(Extracts from a graphics dataset)
━━━━━━━━━━
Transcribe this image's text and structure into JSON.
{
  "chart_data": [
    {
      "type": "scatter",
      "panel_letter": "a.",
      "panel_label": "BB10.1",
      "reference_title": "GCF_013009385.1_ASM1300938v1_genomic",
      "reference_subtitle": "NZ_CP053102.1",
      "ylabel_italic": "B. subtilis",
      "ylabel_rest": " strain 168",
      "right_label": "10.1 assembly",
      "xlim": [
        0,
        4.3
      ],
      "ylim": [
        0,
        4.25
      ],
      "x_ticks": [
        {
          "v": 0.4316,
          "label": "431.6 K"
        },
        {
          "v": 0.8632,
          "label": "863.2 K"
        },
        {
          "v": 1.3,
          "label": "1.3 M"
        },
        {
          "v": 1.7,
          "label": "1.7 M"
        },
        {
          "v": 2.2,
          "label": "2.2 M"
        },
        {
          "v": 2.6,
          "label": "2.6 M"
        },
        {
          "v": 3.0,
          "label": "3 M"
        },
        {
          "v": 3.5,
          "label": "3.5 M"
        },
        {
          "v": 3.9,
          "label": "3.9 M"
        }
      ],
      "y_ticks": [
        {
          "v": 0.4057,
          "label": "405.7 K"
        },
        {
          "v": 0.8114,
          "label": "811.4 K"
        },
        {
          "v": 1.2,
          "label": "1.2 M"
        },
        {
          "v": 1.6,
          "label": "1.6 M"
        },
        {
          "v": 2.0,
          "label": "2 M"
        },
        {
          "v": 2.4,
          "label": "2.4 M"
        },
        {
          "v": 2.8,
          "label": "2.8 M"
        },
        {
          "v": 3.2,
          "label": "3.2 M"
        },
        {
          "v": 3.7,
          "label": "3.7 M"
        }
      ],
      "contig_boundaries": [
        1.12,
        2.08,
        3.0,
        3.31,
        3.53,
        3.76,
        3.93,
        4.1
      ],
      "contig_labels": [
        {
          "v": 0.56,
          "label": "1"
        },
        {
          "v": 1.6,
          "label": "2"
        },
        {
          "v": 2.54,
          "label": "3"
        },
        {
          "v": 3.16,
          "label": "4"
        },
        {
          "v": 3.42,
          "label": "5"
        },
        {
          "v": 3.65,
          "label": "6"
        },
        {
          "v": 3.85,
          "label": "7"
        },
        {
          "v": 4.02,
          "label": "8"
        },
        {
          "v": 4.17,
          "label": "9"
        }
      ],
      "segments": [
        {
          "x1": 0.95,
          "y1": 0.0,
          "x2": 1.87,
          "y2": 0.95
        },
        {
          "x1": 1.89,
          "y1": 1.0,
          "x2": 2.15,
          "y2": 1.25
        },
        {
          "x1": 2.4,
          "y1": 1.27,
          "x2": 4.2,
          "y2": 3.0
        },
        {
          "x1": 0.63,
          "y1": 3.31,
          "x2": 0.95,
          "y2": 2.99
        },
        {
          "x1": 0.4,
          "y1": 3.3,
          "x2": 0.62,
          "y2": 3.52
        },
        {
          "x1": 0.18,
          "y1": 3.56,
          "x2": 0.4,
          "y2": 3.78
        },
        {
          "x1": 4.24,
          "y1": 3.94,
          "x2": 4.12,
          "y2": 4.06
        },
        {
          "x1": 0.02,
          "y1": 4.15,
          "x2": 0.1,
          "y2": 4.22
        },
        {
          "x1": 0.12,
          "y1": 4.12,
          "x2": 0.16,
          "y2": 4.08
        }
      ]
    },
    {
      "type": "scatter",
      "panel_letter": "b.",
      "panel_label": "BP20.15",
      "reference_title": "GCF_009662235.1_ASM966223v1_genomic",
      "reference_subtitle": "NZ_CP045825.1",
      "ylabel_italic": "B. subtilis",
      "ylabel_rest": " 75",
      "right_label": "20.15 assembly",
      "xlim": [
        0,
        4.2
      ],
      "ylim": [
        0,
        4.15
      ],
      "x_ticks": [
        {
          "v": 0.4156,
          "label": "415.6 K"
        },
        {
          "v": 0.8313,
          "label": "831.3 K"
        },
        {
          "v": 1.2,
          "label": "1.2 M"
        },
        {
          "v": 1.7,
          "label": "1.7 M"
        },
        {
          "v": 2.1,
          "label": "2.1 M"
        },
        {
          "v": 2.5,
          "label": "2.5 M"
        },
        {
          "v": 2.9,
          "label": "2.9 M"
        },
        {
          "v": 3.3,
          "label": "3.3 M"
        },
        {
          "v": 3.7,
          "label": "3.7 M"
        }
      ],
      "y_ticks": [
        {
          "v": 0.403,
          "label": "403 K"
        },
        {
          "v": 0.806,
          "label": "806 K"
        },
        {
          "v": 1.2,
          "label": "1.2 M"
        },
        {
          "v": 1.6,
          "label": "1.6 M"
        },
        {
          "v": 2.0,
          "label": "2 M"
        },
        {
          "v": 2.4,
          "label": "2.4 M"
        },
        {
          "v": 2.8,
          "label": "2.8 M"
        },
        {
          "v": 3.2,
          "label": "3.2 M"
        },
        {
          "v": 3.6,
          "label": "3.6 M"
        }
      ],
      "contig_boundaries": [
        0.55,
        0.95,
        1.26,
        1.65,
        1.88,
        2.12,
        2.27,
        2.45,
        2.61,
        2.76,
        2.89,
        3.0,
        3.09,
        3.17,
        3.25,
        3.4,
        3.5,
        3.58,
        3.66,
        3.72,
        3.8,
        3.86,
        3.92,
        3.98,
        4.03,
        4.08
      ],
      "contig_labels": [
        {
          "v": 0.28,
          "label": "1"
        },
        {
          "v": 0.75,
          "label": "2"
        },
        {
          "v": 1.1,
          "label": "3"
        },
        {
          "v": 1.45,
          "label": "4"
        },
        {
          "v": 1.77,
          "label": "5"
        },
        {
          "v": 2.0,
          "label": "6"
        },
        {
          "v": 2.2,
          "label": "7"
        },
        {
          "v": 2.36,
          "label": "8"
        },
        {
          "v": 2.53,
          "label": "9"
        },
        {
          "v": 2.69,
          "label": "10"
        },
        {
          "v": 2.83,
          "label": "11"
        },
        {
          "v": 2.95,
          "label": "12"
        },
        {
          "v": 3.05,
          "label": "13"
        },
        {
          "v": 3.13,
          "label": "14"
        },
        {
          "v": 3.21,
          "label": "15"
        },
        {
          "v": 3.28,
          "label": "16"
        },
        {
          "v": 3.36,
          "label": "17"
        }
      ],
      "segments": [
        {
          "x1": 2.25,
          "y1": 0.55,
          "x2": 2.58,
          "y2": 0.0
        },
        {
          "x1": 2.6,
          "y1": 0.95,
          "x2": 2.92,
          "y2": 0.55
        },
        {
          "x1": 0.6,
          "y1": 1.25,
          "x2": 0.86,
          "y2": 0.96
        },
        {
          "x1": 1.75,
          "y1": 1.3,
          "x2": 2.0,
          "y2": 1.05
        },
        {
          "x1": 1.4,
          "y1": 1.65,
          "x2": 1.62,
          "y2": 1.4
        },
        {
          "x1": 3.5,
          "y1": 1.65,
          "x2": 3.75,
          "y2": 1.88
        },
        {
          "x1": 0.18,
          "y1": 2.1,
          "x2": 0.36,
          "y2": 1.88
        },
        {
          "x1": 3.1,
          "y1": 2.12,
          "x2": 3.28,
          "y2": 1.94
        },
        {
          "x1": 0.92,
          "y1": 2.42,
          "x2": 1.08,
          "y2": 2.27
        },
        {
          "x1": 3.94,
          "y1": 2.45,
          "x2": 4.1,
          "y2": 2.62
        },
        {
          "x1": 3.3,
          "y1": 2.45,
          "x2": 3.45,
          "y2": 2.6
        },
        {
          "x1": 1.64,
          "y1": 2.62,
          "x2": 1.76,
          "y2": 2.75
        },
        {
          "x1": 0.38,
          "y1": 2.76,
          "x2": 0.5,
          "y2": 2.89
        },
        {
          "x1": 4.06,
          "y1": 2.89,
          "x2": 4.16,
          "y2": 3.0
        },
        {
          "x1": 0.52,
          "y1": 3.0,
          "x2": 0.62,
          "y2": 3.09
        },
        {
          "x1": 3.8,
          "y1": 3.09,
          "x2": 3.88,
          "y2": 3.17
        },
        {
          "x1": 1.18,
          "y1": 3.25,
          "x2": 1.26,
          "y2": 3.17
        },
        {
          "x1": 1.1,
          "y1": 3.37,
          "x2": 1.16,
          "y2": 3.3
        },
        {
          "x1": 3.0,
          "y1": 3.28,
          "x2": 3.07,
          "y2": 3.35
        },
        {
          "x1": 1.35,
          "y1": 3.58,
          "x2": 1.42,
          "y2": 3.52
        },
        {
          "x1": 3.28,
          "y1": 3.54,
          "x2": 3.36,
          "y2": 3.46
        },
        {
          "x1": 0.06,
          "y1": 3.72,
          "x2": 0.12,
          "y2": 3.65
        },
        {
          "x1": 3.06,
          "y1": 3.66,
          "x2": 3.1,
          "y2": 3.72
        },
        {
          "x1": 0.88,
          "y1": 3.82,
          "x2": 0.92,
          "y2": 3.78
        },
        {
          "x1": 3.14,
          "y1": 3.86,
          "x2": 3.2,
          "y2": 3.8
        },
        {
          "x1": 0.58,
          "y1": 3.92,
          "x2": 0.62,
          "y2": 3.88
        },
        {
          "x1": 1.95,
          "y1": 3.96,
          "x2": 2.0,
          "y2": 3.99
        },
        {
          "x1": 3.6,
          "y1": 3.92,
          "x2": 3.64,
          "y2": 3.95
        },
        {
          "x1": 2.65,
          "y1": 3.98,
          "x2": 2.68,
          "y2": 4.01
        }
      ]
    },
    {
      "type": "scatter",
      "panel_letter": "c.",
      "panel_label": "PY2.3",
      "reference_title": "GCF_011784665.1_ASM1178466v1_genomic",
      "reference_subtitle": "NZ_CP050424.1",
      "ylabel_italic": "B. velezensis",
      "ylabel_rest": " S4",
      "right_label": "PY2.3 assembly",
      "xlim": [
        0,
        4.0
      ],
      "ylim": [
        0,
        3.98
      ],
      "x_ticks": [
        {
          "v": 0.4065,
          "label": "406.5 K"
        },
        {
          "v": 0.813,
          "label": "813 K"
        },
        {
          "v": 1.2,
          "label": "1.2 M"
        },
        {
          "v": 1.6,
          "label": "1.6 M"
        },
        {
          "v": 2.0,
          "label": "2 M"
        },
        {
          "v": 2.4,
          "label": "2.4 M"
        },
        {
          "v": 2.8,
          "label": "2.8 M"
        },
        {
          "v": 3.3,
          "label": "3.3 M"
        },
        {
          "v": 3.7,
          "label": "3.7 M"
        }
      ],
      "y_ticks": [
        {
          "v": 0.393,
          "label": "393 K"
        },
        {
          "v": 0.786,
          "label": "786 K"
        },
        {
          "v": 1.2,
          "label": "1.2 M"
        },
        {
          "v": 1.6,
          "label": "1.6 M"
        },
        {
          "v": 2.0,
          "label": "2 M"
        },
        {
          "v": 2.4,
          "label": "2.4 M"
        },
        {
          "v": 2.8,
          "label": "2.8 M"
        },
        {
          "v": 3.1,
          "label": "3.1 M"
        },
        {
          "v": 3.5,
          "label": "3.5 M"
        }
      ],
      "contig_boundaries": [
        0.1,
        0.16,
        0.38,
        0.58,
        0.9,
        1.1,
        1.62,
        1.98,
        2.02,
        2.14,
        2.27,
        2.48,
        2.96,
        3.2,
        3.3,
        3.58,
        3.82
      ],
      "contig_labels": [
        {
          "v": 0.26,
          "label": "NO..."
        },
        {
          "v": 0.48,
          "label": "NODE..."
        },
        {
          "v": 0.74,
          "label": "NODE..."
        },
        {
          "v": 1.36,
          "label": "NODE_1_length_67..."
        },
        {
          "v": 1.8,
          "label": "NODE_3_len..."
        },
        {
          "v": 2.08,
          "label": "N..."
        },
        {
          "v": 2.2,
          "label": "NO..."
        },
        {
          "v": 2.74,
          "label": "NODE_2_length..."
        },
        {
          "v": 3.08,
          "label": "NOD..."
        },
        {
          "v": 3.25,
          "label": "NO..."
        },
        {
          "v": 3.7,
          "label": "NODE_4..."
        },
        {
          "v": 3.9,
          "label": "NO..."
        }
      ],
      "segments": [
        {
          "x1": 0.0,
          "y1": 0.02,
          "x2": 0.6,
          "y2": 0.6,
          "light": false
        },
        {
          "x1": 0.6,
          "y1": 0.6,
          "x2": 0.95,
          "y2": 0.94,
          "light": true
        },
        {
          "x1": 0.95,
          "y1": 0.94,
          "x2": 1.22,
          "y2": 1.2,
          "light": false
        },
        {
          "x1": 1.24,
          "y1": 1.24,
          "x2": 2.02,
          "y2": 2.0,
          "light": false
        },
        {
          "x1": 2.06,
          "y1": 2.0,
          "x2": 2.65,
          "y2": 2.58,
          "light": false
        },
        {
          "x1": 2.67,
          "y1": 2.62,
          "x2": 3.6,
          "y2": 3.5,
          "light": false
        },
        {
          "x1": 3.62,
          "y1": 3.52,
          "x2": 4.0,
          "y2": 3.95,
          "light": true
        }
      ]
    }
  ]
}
━━━━━━━━━━
WHAT IS NEEDED: For each line of the data that includes the word "assembly", return a copy of it.

RESPONSE TO THIS EXERCISE:
      "right_label": "10.1 assembly",
      "right_label": "20.15 assembly",
      "right_label": "PY2.3 assembly",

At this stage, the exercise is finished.